Task to carry out: Search the data below for the string "Teaching". Extract every line that contains it.

(Excerpt from a dataset)
□ □ □ □ □
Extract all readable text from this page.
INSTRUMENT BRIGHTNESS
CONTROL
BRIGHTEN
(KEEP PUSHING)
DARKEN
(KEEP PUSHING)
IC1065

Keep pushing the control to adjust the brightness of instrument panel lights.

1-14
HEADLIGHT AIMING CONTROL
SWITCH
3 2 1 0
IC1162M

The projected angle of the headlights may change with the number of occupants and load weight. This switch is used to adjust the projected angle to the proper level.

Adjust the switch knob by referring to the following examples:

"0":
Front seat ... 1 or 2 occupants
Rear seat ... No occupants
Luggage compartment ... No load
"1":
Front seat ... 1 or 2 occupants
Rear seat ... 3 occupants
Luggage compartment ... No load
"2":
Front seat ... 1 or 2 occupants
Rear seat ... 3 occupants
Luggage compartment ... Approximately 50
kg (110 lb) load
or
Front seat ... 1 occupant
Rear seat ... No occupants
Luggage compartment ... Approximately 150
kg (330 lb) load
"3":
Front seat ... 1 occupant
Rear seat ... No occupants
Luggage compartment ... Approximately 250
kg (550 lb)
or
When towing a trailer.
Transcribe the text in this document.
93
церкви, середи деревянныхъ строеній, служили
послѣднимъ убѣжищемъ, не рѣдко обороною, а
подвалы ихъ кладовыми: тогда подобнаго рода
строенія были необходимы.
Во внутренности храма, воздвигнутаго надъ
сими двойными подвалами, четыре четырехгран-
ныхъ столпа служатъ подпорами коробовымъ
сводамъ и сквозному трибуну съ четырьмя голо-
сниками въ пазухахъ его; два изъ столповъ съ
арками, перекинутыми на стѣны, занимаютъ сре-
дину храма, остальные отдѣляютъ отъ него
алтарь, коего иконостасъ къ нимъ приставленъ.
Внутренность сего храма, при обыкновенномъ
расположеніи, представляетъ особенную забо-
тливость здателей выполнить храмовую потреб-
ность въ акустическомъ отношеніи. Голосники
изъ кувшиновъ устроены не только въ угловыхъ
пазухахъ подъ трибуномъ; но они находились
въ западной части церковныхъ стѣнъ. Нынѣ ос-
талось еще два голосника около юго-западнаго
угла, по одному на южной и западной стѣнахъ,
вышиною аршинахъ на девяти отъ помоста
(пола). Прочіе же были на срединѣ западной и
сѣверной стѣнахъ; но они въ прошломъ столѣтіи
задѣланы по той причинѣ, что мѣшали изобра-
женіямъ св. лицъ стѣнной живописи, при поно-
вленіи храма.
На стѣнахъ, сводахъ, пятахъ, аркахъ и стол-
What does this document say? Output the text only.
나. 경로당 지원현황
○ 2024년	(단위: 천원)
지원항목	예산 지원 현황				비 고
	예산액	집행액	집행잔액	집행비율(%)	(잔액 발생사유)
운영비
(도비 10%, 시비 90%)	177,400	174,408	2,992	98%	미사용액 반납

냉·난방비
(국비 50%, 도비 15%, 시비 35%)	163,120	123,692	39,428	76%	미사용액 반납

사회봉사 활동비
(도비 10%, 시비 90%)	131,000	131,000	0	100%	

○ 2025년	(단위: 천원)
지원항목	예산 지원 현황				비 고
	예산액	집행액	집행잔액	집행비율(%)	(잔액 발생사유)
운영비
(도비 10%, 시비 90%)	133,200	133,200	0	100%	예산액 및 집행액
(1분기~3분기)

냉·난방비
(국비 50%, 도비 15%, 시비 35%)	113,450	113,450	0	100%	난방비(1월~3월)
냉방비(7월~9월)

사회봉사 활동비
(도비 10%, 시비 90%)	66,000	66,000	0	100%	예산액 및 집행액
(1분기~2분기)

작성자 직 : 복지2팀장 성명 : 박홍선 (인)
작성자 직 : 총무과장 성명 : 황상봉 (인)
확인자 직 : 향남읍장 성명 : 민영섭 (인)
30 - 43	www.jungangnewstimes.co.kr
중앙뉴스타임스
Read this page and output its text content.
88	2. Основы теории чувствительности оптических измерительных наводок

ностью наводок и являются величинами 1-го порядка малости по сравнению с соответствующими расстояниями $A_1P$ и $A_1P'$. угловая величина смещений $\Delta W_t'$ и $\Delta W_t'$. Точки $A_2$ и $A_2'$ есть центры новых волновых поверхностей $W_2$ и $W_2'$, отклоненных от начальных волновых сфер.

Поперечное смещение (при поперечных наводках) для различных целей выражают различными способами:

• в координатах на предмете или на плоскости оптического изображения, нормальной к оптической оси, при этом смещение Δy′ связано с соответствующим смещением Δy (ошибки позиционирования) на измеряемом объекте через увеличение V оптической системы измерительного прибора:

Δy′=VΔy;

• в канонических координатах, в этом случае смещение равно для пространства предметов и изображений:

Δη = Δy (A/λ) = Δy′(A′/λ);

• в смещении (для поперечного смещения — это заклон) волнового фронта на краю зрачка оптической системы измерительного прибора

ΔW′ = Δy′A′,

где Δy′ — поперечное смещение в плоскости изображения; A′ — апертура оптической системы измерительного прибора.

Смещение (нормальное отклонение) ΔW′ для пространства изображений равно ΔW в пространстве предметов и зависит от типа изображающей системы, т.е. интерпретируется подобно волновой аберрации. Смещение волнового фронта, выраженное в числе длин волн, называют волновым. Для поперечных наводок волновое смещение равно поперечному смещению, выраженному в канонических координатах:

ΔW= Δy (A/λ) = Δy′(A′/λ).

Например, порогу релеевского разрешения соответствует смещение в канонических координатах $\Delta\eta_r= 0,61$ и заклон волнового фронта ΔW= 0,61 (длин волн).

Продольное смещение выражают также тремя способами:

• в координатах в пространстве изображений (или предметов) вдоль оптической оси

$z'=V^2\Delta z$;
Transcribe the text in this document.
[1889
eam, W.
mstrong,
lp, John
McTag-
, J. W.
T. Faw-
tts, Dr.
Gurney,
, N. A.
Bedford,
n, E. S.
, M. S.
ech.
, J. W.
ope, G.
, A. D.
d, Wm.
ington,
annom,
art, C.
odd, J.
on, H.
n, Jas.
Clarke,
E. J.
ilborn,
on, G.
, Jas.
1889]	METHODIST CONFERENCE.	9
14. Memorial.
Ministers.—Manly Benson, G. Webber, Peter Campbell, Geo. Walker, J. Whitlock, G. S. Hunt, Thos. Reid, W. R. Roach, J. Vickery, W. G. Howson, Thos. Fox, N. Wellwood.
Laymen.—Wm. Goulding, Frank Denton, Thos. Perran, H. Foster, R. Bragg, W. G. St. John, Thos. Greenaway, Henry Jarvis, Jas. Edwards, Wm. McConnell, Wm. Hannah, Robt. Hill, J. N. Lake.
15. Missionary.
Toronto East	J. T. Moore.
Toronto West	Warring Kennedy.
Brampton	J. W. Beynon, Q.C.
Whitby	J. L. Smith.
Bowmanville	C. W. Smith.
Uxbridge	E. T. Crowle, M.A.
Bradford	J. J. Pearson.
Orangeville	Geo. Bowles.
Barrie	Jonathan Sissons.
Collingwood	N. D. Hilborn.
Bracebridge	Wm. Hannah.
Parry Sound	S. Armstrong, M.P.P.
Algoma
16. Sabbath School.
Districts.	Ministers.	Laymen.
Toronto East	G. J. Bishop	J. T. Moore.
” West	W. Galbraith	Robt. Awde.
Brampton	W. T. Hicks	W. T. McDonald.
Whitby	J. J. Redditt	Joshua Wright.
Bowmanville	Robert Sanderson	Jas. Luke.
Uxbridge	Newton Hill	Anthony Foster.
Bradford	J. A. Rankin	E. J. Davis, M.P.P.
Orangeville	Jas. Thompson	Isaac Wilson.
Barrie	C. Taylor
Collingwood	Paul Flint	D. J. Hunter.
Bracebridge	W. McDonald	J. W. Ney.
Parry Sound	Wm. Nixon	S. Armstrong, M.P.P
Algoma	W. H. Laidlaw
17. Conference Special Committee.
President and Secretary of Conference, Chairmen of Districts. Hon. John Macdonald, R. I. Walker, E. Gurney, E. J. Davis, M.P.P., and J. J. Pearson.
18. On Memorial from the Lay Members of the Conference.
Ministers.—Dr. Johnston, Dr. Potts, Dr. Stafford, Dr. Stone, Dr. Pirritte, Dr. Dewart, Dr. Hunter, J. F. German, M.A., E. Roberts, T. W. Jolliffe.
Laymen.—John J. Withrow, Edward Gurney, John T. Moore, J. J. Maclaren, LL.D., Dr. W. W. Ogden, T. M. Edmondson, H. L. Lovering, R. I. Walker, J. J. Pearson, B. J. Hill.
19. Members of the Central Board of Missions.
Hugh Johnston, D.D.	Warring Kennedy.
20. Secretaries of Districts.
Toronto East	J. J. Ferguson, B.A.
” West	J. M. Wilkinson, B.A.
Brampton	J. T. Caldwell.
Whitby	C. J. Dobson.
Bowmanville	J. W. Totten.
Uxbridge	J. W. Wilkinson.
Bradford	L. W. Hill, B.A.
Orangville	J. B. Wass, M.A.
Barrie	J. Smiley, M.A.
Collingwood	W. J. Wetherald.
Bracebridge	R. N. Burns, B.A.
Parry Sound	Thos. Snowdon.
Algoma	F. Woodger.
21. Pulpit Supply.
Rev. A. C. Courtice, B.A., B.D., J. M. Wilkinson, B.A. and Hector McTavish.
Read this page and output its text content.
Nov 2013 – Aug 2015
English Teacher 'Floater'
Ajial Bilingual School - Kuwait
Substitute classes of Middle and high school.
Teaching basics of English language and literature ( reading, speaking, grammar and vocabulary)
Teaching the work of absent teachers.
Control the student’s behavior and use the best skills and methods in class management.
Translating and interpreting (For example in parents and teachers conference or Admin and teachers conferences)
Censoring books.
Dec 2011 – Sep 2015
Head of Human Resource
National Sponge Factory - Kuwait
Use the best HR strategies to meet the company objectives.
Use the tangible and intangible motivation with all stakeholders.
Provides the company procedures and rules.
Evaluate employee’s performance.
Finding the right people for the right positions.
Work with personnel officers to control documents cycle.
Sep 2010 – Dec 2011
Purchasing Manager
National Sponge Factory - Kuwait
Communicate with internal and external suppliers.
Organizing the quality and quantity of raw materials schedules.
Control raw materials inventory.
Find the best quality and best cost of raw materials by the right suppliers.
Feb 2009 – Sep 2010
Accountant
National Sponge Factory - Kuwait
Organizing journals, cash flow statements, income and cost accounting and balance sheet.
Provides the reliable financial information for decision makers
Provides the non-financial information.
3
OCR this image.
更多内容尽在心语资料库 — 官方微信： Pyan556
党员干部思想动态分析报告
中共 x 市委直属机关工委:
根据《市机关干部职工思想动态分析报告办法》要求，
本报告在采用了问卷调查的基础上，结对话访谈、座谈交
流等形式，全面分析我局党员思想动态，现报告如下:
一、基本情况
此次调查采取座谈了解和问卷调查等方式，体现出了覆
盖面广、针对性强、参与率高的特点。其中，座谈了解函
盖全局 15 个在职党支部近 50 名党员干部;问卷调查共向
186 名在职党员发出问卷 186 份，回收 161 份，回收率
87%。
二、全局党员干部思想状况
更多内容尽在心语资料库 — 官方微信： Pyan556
□ □ □ □ □
Output of the exercise:
Teaching basics of English language and literature ( reading, speaking, grammar and vocabulary)
Teaching the work of absent teachers.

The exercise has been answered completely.